-- START Data for processing --

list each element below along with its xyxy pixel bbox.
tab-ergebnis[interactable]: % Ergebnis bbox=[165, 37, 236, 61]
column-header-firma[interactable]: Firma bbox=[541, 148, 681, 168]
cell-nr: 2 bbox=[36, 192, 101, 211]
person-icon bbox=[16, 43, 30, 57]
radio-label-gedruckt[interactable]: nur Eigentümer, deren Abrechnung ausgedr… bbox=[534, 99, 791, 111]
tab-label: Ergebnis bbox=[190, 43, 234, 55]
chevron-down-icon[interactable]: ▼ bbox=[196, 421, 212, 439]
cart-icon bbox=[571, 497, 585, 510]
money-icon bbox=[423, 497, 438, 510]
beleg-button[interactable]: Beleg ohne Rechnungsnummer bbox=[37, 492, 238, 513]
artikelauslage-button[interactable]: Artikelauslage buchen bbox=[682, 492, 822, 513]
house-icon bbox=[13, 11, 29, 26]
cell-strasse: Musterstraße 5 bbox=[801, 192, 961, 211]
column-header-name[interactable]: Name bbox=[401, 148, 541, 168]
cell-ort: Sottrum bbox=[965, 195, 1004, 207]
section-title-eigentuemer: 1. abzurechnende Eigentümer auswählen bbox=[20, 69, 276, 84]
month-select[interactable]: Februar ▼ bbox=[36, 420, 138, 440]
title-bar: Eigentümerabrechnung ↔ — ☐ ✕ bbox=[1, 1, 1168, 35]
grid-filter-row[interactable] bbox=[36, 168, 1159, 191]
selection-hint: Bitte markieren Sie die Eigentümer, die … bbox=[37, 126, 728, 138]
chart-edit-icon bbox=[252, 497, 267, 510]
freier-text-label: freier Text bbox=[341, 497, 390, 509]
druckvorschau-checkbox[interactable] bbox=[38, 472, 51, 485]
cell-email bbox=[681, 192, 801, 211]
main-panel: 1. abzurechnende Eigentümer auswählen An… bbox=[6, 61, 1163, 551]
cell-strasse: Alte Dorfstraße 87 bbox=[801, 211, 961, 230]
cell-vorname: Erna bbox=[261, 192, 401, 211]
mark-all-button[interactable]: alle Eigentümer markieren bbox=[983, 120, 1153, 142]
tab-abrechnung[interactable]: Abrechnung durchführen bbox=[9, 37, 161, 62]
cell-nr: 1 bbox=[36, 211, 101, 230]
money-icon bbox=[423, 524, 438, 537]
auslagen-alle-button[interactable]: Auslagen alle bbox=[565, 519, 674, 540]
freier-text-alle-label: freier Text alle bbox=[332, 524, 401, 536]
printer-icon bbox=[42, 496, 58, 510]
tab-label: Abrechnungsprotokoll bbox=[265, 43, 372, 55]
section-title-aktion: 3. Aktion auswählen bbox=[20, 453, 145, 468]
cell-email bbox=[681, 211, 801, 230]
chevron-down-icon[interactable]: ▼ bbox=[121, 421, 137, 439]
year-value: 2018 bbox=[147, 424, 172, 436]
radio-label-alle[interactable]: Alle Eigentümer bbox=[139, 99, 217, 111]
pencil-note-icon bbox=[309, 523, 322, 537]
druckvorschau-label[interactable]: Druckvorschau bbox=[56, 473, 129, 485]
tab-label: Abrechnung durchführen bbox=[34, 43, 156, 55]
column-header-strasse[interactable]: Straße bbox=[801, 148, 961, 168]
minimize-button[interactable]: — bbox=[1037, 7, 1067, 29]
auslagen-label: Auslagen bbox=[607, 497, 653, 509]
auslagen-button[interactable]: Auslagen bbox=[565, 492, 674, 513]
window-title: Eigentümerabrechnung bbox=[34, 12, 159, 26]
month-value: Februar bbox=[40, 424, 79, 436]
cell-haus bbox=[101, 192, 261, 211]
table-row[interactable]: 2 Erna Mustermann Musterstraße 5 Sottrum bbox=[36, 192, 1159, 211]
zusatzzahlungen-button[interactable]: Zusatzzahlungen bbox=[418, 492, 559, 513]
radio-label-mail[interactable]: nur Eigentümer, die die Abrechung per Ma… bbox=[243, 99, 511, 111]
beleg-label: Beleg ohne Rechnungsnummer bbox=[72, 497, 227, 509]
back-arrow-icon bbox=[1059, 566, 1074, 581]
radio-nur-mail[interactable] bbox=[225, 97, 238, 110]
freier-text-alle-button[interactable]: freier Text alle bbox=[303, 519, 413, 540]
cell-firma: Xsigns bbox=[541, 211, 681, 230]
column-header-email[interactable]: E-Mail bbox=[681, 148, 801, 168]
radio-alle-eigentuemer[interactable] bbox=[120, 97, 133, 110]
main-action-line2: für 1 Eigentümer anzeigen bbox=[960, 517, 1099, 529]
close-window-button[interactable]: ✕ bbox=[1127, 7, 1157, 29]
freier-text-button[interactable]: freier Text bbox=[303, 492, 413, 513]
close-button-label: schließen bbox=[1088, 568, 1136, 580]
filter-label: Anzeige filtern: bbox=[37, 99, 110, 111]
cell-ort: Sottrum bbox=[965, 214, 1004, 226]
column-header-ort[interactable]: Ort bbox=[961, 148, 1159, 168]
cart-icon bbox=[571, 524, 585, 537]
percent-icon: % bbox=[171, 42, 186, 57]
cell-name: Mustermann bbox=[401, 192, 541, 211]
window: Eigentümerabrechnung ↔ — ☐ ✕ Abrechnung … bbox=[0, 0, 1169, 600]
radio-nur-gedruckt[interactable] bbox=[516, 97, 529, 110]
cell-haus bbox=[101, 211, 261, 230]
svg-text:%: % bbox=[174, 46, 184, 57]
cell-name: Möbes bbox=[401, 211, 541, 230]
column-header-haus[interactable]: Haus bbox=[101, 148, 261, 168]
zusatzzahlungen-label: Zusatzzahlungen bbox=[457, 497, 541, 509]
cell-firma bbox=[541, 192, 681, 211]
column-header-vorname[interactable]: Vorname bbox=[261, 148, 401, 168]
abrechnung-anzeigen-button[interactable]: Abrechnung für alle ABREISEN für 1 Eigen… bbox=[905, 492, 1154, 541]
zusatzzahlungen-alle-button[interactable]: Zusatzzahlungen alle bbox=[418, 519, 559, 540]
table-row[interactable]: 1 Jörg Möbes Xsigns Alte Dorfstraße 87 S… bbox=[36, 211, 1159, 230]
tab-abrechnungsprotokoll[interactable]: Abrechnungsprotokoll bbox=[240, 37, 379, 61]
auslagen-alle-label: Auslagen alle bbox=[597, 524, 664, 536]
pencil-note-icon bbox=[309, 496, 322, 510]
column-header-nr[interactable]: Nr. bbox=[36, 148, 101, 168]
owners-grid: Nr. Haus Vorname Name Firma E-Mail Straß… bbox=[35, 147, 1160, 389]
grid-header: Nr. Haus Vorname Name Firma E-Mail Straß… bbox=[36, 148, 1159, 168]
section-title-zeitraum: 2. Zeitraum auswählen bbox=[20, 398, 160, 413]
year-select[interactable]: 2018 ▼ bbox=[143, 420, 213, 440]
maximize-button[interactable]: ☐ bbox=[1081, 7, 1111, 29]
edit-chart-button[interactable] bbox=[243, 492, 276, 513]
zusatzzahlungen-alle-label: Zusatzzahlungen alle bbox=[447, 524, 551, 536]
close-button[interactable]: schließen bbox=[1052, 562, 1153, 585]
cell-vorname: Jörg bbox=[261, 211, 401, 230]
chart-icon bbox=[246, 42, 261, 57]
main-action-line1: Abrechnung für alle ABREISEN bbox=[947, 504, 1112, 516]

-- END Data for processing --

**Exercise prompt**
Copy out every line of the data above without changing a single character.

**Final answer**
list each element below along with its xyxy pixel bbox.
tab-ergebnis[interactable]: % Ergebnis bbox=[165, 37, 236, 61]
column-header-firma[interactable]: Firma bbox=[541, 148, 681, 168]
cell-nr: 2 bbox=[36, 192, 101, 211]
person-icon bbox=[16, 43, 30, 57]
radio-label-gedruckt[interactable]: nur Eigentümer, deren Abrechnung ausgedr… bbox=[534, 99, 791, 111]
tab-label: Ergebnis bbox=[190, 43, 234, 55]
chevron-down-icon[interactable]: ▼ bbox=[196, 421, 212, 439]
cart-icon bbox=[571, 497, 585, 510]
money-icon bbox=[423, 497, 438, 510]
beleg-button[interactable]: Beleg ohne Rechnungsnummer bbox=[37, 492, 238, 513]
artikelauslage-button[interactable]: Artikelauslage buchen bbox=[682, 492, 822, 513]
house-icon bbox=[13, 11, 29, 26]
cell-strasse: Musterstraße 5 bbox=[801, 192, 961, 211]
column-header-name[interactable]: Name bbox=[401, 148, 541, 168]
cell-ort: Sottrum bbox=[965, 195, 1004, 207]
section-title-eigentuemer: 1. abzurechnende Eigentümer auswählen bbox=[20, 69, 276, 84]
month-select[interactable]: Februar ▼ bbox=[36, 420, 138, 440]
title-bar: Eigentümerabrechnung ↔ — ☐ ✕ bbox=[1, 1, 1168, 35]
grid-filter-row[interactable] bbox=[36, 168, 1159, 191]
selection-hint: Bitte markieren Sie die Eigentümer, die … bbox=[37, 126, 728, 138]
chart-edit-icon bbox=[252, 497, 267, 510]
freier-text-label: freier Text bbox=[341, 497, 390, 509]
druckvorschau-checkbox[interactable] bbox=[38, 472, 51, 485]
cell-email bbox=[681, 192, 801, 211]
main-panel: 1. abzurechnende Eigentümer auswählen An… bbox=[6, 61, 1163, 551]
cell-strasse: Alte Dorfstraße 87 bbox=[801, 211, 961, 230]
cell-vorname: Erna bbox=[261, 192, 401, 211]
mark-all-button[interactable]: alle Eigentümer markieren bbox=[983, 120, 1153, 142]
tab-abrechnung[interactable]: Abrechnung durchführen bbox=[9, 37, 161, 62]
cell-nr: 1 bbox=[36, 211, 101, 230]
money-icon bbox=[423, 524, 438, 537]
auslagen-alle-button[interactable]: Auslagen alle bbox=[565, 519, 674, 540]
freier-text-alle-label: freier Text alle bbox=[332, 524, 401, 536]
printer-icon bbox=[42, 496, 58, 510]
tab-label: Abrechnungsprotokoll bbox=[265, 43, 372, 55]
section-title-aktion: 3. Aktion auswählen bbox=[20, 453, 145, 468]
cell-email bbox=[681, 211, 801, 230]
chevron-down-icon[interactable]: ▼ bbox=[121, 421, 137, 439]
year-value: 2018 bbox=[147, 424, 172, 436]
radio-label-alle[interactable]: Alle Eigentümer bbox=[139, 99, 217, 111]
pencil-note-icon bbox=[309, 523, 322, 537]
druckvorschau-label[interactable]: Druckvorschau bbox=[56, 473, 129, 485]
tab-label: Abrechnung durchführen bbox=[34, 43, 156, 55]
column-header-strasse[interactable]: Straße bbox=[801, 148, 961, 168]
minimize-button[interactable]: — bbox=[1037, 7, 1067, 29]
auslagen-label: Auslagen bbox=[607, 497, 653, 509]
auslagen-button[interactable]: Auslagen bbox=[565, 492, 674, 513]
window-title: Eigentümerabrechnung bbox=[34, 12, 159, 26]
month-value: Februar bbox=[40, 424, 79, 436]
cell-haus bbox=[101, 192, 261, 211]
table-row[interactable]: 2 Erna Mustermann Musterstraße 5 Sottrum bbox=[36, 192, 1159, 211]
zusatzzahlungen-button[interactable]: Zusatzzahlungen bbox=[418, 492, 559, 513]
radio-label-mail[interactable]: nur Eigentümer, die die Abrechung per Ma… bbox=[243, 99, 511, 111]
beleg-label: Beleg ohne Rechnungsnummer bbox=[72, 497, 227, 509]
back-arrow-icon bbox=[1059, 566, 1074, 581]
radio-nur-mail[interactable] bbox=[225, 97, 238, 110]
freier-text-alle-button[interactable]: freier Text alle bbox=[303, 519, 413, 540]
cell-firma: Xsigns bbox=[541, 211, 681, 230]
column-header-email[interactable]: E-Mail bbox=[681, 148, 801, 168]
radio-alle-eigentuemer[interactable] bbox=[120, 97, 133, 110]
main-action-line2: für 1 Eigentümer anzeigen bbox=[960, 517, 1099, 529]
close-window-button[interactable]: ✕ bbox=[1127, 7, 1157, 29]
freier-text-button[interactable]: freier Text bbox=[303, 492, 413, 513]
close-button-label: schließen bbox=[1088, 568, 1136, 580]
filter-label: Anzeige filtern: bbox=[37, 99, 110, 111]
cell-ort: Sottrum bbox=[965, 214, 1004, 226]
column-header-ort[interactable]: Ort bbox=[961, 148, 1159, 168]
cart-icon bbox=[571, 524, 585, 537]
percent-icon: % bbox=[171, 42, 186, 57]
cell-name: Mustermann bbox=[401, 192, 541, 211]
window: Eigentümerabrechnung ↔ — ☐ ✕ Abrechnung … bbox=[0, 0, 1169, 600]
radio-nur-gedruckt[interactable] bbox=[516, 97, 529, 110]
cell-haus bbox=[101, 211, 261, 230]
svg-text:%: % bbox=[174, 46, 184, 57]
cell-name: Möbes bbox=[401, 211, 541, 230]
column-header-haus[interactable]: Haus bbox=[101, 148, 261, 168]
zusatzzahlungen-label: Zusatzzahlungen bbox=[457, 497, 541, 509]
cell-firma bbox=[541, 192, 681, 211]
column-header-vorname[interactable]: Vorname bbox=[261, 148, 401, 168]
abrechnung-anzeigen-button[interactable]: Abrechnung für alle ABREISEN für 1 Eigen… bbox=[905, 492, 1154, 541]
zusatzzahlungen-alle-button[interactable]: Zusatzzahlungen alle bbox=[418, 519, 559, 540]
table-row[interactable]: 1 Jörg Möbes Xsigns Alte Dorfstraße 87 S… bbox=[36, 211, 1159, 230]
tab-abrechnungsprotokoll[interactable]: Abrechnungsprotokoll bbox=[240, 37, 379, 61]
auslagen-alle-label: Auslagen alle bbox=[597, 524, 664, 536]
pencil-note-icon bbox=[309, 496, 322, 510]
column-header-nr[interactable]: Nr. bbox=[36, 148, 101, 168]
owners-grid: Nr. Haus Vorname Name Firma E-Mail Straß… bbox=[35, 147, 1160, 389]
grid-header: Nr. Haus Vorname Name Firma E-Mail Straß… bbox=[36, 148, 1159, 168]
section-title-zeitraum: 2. Zeitraum auswählen bbox=[20, 398, 160, 413]
year-select[interactable]: 2018 ▼ bbox=[143, 420, 213, 440]
maximize-button[interactable]: ☐ bbox=[1081, 7, 1111, 29]
edit-chart-button[interactable] bbox=[243, 492, 276, 513]
zusatzzahlungen-alle-label: Zusatzzahlungen alle bbox=[447, 524, 551, 536]
close-button[interactable]: schließen bbox=[1052, 562, 1153, 585]
cell-vorname: Jörg bbox=[261, 211, 401, 230]
chart-icon bbox=[246, 42, 261, 57]
main-action-line1: Abrechnung für alle ABREISEN bbox=[947, 504, 1112, 516]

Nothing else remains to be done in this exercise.